___ SELECTED EXTRACT ___
Car reviews - Mercedes-AMG - A45 - S
Supercar performance, F1-style fast DCT, improved ride, decisive handling, meaty steering, phenomenal grip, drive modes, track performance monitor, dash quality
Room for improvement
Some rack rattle through bumpy corners, road noise, occasional bumps still get through inside, flaky ‘Hey Mercedes’ voice command
A $100K hyper hatch that can harass a Porsche? Enter the Mercedes-AMG A45 S 4Matic+
23 Apr 2020
That was more than 20 years ago, because the ultimate version of the fourth-gen Benz baby has gone all superfly, with its cool threads, lairy looks and – most importantly – Defcon One 2.0-litre turbo wallop.
That’s the long and short of the Mercedes-AMG A45 S, the most super-hot hatch Australia has ever seen. Now available to own for an eye-searing $100K, is it actually that good? (Hint: yes!)
First drive impressions
Nowadays, there are tepid, warm and hot hatches, encompassing everything from an Abarth 500 to a Volkswagen Golf R. And then there is the latest Mercedes-AMG A45 S 4Matic+.
Superficially, you’d be forgiven thinking it’s just a tarted-up latest-gen A-Class, which has exorcised most of the previous version’s issues of patchy interior quality and poor rear-seat and cargo area packaging, but hasn’t blown us away as a definitively better proposition than the ageing Golf 7.5 or Audi A3.
The AMG flagship version, however, is something else entirely. As Mercedes-AMG CEO Tobias Moers puts it, “…we have completely redesigned our 45 models – from the engine and transmission through the chassis, the elaborately constructed drivetrain to the body structure and of course the design itself – all with one goal: to raise vehicle dynamics and the sporty driving experience to a level previously unimaginable in the compact class.”
Them’s fighting words indeed.
Stylistically, the designers have judged the AMG upgrades well, with details such as the vertical grille strakes, flared wheel arches accommodating the wide track stance and myriad spoilers, diffusers and aero aids providing very promising clues as to what lays beyond.
The same goes inside, which already benefits from the small-car world’s most alluring/brazen dashboard presentation, thanks to the dazzling MBUX multimedia system, variable digitised instrumentation, striking shades of back lighting and lashings of metallic and man-made microfibre materials.
___ DATA ROWS ___
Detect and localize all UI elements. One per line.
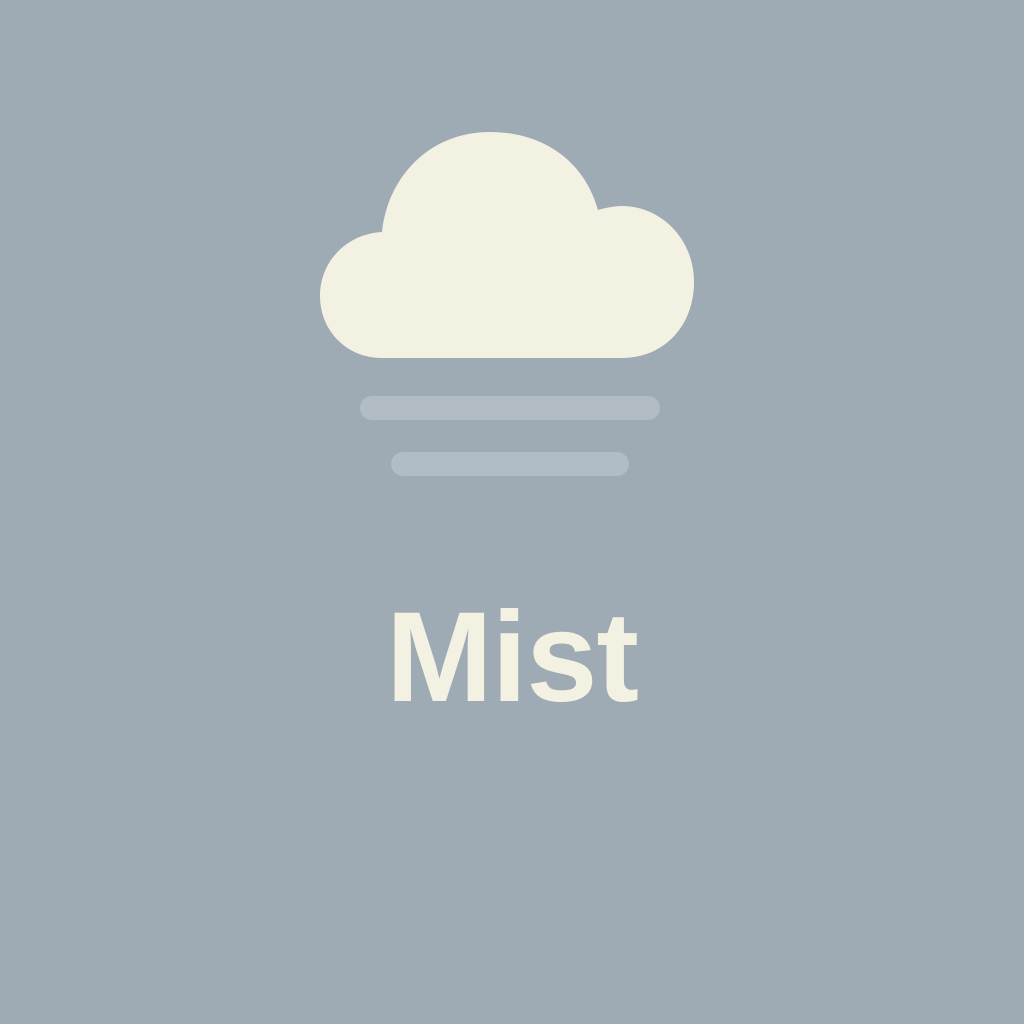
cloud-icon (320, 132, 694, 358)
weather-screen: { "weather": { "condition": "Mist", "ico… (0, 0, 1024, 1024)
weather-condition-label: Mist (386, 586, 639, 729)
mist-icon (320, 132, 694, 476)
___
### TASKS TO COMPLETE
1 – Repeat word for word the passage of the Mercedes-AMG A45 S review from "First drive impressions" up to and including "A45 S 4Matic+.".
2 – Reproduce the lines of all the records above exactly, leaving out the pictures.

### ANSWER SET
1 –
First drive impressions
Nowadays, there are tepid, warm and hot hatches, encompassing everything from an Abarth 500 to a Volkswagen Golf R. And then there is the latest Mercedes-AMG A45 S 4Matic+.

2 –
Detect and localize all UI elements. One per line.
cloud-icon (320, 132, 694, 358)
weather-screen: { "weather": { "condition": "Mist", "ico… (0, 0, 1024, 1024)
weather-condition-label: Mist (386, 586, 639, 729)
mist-icon (320, 132, 694, 476)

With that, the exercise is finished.